** start of Dataset records **
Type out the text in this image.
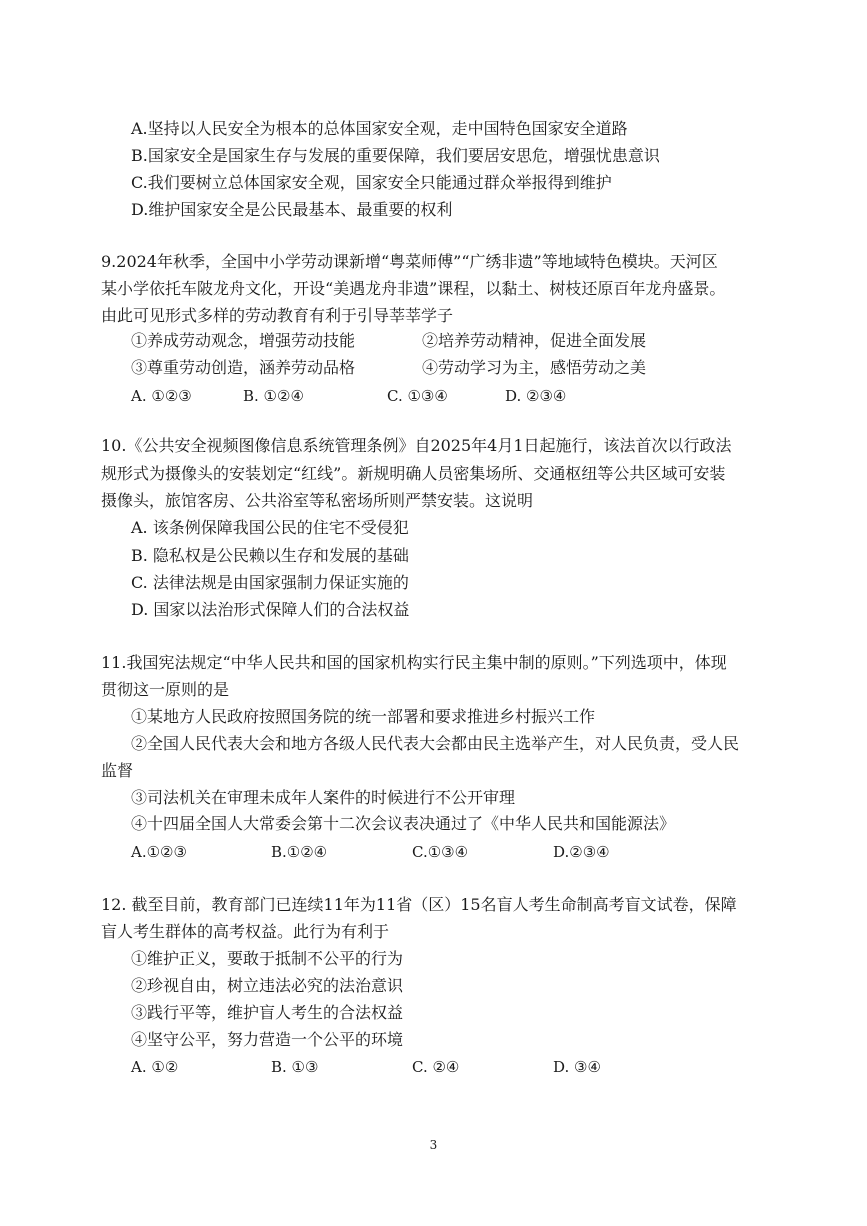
A.坚持以人民安全为根本的总体国家安全观，走中国特色国家安全道路
B.国家安全是国家生存与发展的重要保障，我们要居安思危，增强忧患意识
C.我们要树立总体国家安全观，国家安全只能通过群众举报得到维护
D.维护国家安全是公民最基本、最重要的权利
9.2024年秋季，全国中小学劳动课新增“粤菜师傅”“广绣非遗”等地域特色模块。天河区
某小学依托车陂龙舟文化，开设“美遇龙舟非遗”课程，以黏土、树枝还原百年龙舟盛景。
由此可见形式多样的劳动教育有利于引导莘莘学子
①养成劳动观念，增强劳动技能	②培养劳动精神，促进全面发展
③尊重劳动创造，涵养劳动品格	④劳动学习为主，感悟劳动之美
A. ①②③	B. ①②④	C. ①③④	D. ②③④
10.《公共安全视频图像信息系统管理条例》自2025年4月1日起施行，该法首次以行政法
规形式为摄像头的安装划定“红线”。新规明确人员密集场所、交通枢纽等公共区域可安装
摄像头，旅馆客房、公共浴室等私密场所则严禁安装。这说明
A. 该条例保障我国公民的住宅不受侵犯
B. 隐私权是公民赖以生存和发展的基础
C. 法律法规是由国家强制力保证实施的
D. 国家以法治形式保障人们的合法权益
11.我国宪法规定“中华人民共和国的国家机构实行民主集中制的原则。”下列选项中，体现
贯彻这一原则的是
①某地方人民政府按照国务院的统一部署和要求推进乡村振兴工作
②全国人民代表大会和地方各级人民代表大会都由民主选举产生，对人民负责，受人民
监督
③司法机关在审理未成年人案件的时候进行不公开审理
④十四届全国人大常委会第十二次会议表决通过了《中华人民共和国能源法》
A.①②③	B.①②④	C.①③④	D.②③④
12. 截至目前，教育部门已连续11年为11省（区）15名盲人考生命制高考盲文试卷，保障
盲人考生群体的高考权益。此行为有利于
①维护正义，要敢于抵制不公平的行为
②珍视自由，树立违法必究的法治意识
③践行平等，维护盲人考生的合法权益
④坚守公平，努力营造一个公平的环境
A. ①②	B. ①③	C. ②④	D. ③④
3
** end of Dataset records **
Pictures are not part of the copy; output everything else in the records exactly.

## Result for this task
Type out the text in this image.
A.坚持以人民安全为根本的总体国家安全观，走中国特色国家安全道路
B.国家安全是国家生存与发展的重要保障，我们要居安思危，增强忧患意识
C.我们要树立总体国家安全观，国家安全只能通过群众举报得到维护
D.维护国家安全是公民最基本、最重要的权利
9.2024年秋季，全国中小学劳动课新增“粤菜师傅”“广绣非遗”等地域特色模块。天河区
某小学依托车陂龙舟文化，开设“美遇龙舟非遗”课程，以黏土、树枝还原百年龙舟盛景。
由此可见形式多样的劳动教育有利于引导莘莘学子
①养成劳动观念，增强劳动技能	②培养劳动精神，促进全面发展
③尊重劳动创造，涵养劳动品格	④劳动学习为主，感悟劳动之美
A. ①②③	B. ①②④	C. ①③④	D. ②③④
10.《公共安全视频图像信息系统管理条例》自2025年4月1日起施行，该法首次以行政法
规形式为摄像头的安装划定“红线”。新规明确人员密集场所、交通枢纽等公共区域可安装
摄像头，旅馆客房、公共浴室等私密场所则严禁安装。这说明
A. 该条例保障我国公民的住宅不受侵犯
B. 隐私权是公民赖以生存和发展的基础
C. 法律法规是由国家强制力保证实施的
D. 国家以法治形式保障人们的合法权益
11.我国宪法规定“中华人民共和国的国家机构实行民主集中制的原则。”下列选项中，体现
贯彻这一原则的是
①某地方人民政府按照国务院的统一部署和要求推进乡村振兴工作
②全国人民代表大会和地方各级人民代表大会都由民主选举产生，对人民负责，受人民
监督
③司法机关在审理未成年人案件的时候进行不公开审理
④十四届全国人大常委会第十二次会议表决通过了《中华人民共和国能源法》
A.①②③	B.①②④	C.①③④	D.②③④
12. 截至目前，教育部门已连续11年为11省（区）15名盲人考生命制高考盲文试卷，保障
盲人考生群体的高考权益。此行为有利于
①维护正义，要敢于抵制不公平的行为
②珍视自由，树立违法必究的法治意识
③践行平等，维护盲人考生的合法权益
④坚守公平，努力营造一个公平的环境
A. ①②	B. ①③	C. ②④	D. ③④
3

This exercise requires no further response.